Write out the full listing again, exactly as it stands.

⟨

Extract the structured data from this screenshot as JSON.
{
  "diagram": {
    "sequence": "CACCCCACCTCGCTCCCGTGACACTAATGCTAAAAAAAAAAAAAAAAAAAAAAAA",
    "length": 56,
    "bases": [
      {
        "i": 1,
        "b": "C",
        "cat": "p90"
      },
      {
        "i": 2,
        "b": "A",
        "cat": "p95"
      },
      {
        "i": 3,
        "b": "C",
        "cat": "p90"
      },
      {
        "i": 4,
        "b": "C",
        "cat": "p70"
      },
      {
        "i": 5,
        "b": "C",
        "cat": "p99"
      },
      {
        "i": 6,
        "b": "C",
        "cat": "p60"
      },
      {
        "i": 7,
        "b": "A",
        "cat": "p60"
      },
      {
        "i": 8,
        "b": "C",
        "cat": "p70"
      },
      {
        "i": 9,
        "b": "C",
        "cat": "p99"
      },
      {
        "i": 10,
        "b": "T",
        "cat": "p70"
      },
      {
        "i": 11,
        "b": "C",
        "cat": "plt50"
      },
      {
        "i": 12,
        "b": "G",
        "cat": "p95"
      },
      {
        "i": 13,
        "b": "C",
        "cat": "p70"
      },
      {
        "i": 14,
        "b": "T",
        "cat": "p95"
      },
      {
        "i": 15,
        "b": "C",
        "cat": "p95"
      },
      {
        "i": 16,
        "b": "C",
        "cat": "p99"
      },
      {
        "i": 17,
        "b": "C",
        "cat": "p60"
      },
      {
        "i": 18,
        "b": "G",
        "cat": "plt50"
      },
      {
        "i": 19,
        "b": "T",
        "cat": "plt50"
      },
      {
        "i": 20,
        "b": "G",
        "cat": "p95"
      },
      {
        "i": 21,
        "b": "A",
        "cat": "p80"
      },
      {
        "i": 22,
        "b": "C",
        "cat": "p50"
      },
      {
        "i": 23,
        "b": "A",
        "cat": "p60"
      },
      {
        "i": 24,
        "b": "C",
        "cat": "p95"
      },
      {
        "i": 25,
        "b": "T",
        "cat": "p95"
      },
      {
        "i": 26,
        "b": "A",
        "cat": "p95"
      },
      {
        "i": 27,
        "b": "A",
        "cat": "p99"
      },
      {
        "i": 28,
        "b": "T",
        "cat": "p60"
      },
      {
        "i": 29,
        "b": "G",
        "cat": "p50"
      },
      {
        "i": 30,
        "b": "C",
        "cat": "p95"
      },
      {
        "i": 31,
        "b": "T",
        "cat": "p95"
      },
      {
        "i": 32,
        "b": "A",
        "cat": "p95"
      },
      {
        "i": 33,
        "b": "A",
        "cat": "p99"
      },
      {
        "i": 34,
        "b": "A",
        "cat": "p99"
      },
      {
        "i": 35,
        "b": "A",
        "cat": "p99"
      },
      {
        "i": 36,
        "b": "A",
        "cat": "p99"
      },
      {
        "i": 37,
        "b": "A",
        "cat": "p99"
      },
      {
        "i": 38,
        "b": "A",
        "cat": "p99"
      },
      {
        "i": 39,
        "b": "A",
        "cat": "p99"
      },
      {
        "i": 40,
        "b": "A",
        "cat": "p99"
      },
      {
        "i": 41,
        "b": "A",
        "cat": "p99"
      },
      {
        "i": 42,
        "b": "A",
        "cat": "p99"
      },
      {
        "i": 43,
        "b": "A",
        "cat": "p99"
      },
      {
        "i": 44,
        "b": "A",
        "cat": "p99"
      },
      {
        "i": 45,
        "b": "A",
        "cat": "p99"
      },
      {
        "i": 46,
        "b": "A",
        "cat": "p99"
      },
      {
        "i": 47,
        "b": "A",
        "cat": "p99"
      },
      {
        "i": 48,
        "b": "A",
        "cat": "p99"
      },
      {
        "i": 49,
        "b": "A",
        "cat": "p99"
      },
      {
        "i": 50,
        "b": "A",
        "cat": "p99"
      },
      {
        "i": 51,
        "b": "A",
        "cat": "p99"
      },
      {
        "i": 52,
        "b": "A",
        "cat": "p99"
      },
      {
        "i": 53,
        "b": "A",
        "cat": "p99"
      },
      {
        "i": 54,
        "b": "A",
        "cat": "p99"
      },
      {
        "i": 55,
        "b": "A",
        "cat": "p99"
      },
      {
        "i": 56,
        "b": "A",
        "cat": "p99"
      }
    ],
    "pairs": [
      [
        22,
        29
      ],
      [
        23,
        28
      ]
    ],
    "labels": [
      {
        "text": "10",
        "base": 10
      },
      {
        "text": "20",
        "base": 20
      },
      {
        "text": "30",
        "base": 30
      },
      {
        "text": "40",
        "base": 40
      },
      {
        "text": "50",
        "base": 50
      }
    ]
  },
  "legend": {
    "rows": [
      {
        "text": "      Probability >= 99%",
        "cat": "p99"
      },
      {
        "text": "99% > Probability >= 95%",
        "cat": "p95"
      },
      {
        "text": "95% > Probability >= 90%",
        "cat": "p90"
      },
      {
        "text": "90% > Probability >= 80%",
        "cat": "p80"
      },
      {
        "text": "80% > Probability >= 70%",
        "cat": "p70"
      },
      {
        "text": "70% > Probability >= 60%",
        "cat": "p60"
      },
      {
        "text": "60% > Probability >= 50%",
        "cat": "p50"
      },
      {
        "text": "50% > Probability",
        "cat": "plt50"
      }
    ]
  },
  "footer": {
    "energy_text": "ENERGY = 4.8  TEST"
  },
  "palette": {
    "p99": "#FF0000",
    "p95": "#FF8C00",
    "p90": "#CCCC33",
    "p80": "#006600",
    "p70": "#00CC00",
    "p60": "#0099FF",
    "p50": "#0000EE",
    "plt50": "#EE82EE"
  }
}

⟩

■ EXERCISE ANSWER ■
Extract the structured data from this screenshot as JSON.
{
  "diagram": {
    "sequence": "CACCCCACCTCGCTCCCGTGACACTAATGCTAAAAAAAAAAAAAAAAAAAAAAAA",
    "length": 56,
    "bases": [
      {
        "i": 1,
        "b": "C",
        "cat": "p90"
      },
      {
        "i": 2,
        "b": "A",
        "cat": "p95"
      },
      {
        "i": 3,
        "b": "C",
        "cat": "p90"
      },
      {
        "i": 4,
        "b": "C",
        "cat": "p70"
      },
      {
        "i": 5,
        "b": "C",
        "cat": "p99"
      },
      {
        "i": 6,
        "b": "C",
        "cat": "p60"
      },
      {
        "i": 7,
        "b": "A",
        "cat": "p60"
      },
      {
        "i": 8,
        "b": "C",
        "cat": "p70"
      },
      {
        "i": 9,
        "b": "C",
        "cat": "p99"
      },
      {
        "i": 10,
        "b": "T",
        "cat": "p70"
      },
      {
        "i": 11,
        "b": "C",
        "cat": "plt50"
      },
      {
        "i": 12,
        "b": "G",
        "cat": "p95"
      },
      {
        "i": 13,
        "b": "C",
        "cat": "p70"
      },
      {
        "i": 14,
        "b": "T",
        "cat": "p95"
      },
      {
        "i": 15,
        "b": "C",
        "cat": "p95"
      },
      {
        "i": 16,
        "b": "C",
        "cat": "p99"
      },
      {
        "i": 17,
        "b": "C",
        "cat": "p60"
      },
      {
        "i": 18,
        "b": "G",
        "cat": "plt50"
      },
      {
        "i": 19,
        "b": "T",
        "cat": "plt50"
      },
      {
        "i": 20,
        "b": "G",
        "cat": "p95"
      },
      {
        "i": 21,
        "b": "A",
        "cat": "p80"
      },
      {
        "i": 22,
        "b": "C",
        "cat": "p50"
      },
      {
        "i": 23,
        "b": "A",
        "cat": "p60"
      },
      {
        "i": 24,
        "b": "C",
        "cat": "p95"
      },
      {
        "i": 25,
        "b": "T",
        "cat": "p95"
      },
      {
        "i": 26,
        "b": "A",
        "cat": "p95"
      },
      {
        "i": 27,
        "b": "A",
        "cat": "p99"
      },
      {
        "i": 28,
        "b": "T",
        "cat": "p60"
      },
      {
        "i": 29,
        "b": "G",
        "cat": "p50"
      },
      {
        "i": 30,
        "b": "C",
        "cat": "p95"
      },
      {
        "i": 31,
        "b": "T",
        "cat": "p95"
      },
      {
        "i": 32,
        "b": "A",
        "cat": "p95"
      },
      {
        "i": 33,
        "b": "A",
        "cat": "p99"
      },
      {
        "i": 34,
        "b": "A",
        "cat": "p99"
      },
      {
        "i": 35,
        "b": "A",
        "cat": "p99"
      },
      {
        "i": 36,
        "b": "A",
        "cat": "p99"
      },
      {
        "i": 37,
        "b": "A",
        "cat": "p99"
      },
      {
        "i": 38,
        "b": "A",
        "cat": "p99"
      },
      {
        "i": 39,
        "b": "A",
        "cat": "p99"
      },
      {
        "i": 40,
        "b": "A",
        "cat": "p99"
      },
      {
        "i": 41,
        "b": "A",
        "cat": "p99"
      },
      {
        "i": 42,
        "b": "A",
        "cat": "p99"
      },
      {
        "i": 43,
        "b": "A",
        "cat": "p99"
      },
      {
        "i": 44,
        "b": "A",
        "cat": "p99"
      },
      {
        "i": 45,
        "b": "A",
        "cat": "p99"
      },
      {
        "i": 46,
        "b": "A",
        "cat": "p99"
      },
      {
        "i": 47,
        "b": "A",
        "cat": "p99"
      },
      {
        "i": 48,
        "b": "A",
        "cat": "p99"
      },
      {
        "i": 49,
        "b": "A",
        "cat": "p99"
      },
      {
        "i": 50,
        "b": "A",
        "cat": "p99"
      },
      {
        "i": 51,
        "b": "A",
        "cat": "p99"
      },
      {
        "i": 52,
        "b": "A",
        "cat": "p99"
      },
      {
        "i": 53,
        "b": "A",
        "cat": "p99"
      },
      {
        "i": 54,
        "b": "A",
        "cat": "p99"
      },
      {
        "i": 55,
        "b": "A",
        "cat": "p99"
      },
      {
        "i": 56,
        "b": "A",
        "cat": "p99"
      }
    ],
    "pairs": [
      [
        22,
        29
      ],
      [
        23,
        28
      ]
    ],
    "labels": [
      {
        "text": "10",
        "base": 10
      },
      {
        "text": "20",
        "base": 20
      },
      {
        "text": "30",
        "base": 30
      },
      {
        "text": "40",
        "base": 40
      },
      {
        "text": "50",
        "base": 50
      }
    ]
  },
  "legend": {
    "rows": [
      {
        "text": "      Probability >= 99%",
        "cat": "p99"
      },
      {
        "text": "99% > Probability >= 95%",
        "cat": "p95"
      },
      {
        "text": "95% > Probability >= 90%",
        "cat": "p90"
      },
      {
        "text": "90% > Probability >= 80%",
        "cat": "p80"
      },
      {
        "text": "80% > Probability >= 70%",
        "cat": "p70"
      },
      {
        "text": "70% > Probability >= 60%",
        "cat": "p60"
      },
      {
        "text": "60% > Probability >= 50%",
        "cat": "p50"
      },
      {
        "text": "50% > Probability",
        "cat": "plt50"
      }
    ]
  },
  "footer": {
    "energy_text": "ENERGY = 4.8  TEST"
  },
  "palette": {
    "p99": "#FF0000",
    "p95": "#FF8C00",
    "p90": "#CCCC33",
    "p80": "#006600",
    "p70": "#00CC00",
    "p60": "#0099FF",
    "p50": "#0000EE",
    "plt50": "#EE82EE"
  }
}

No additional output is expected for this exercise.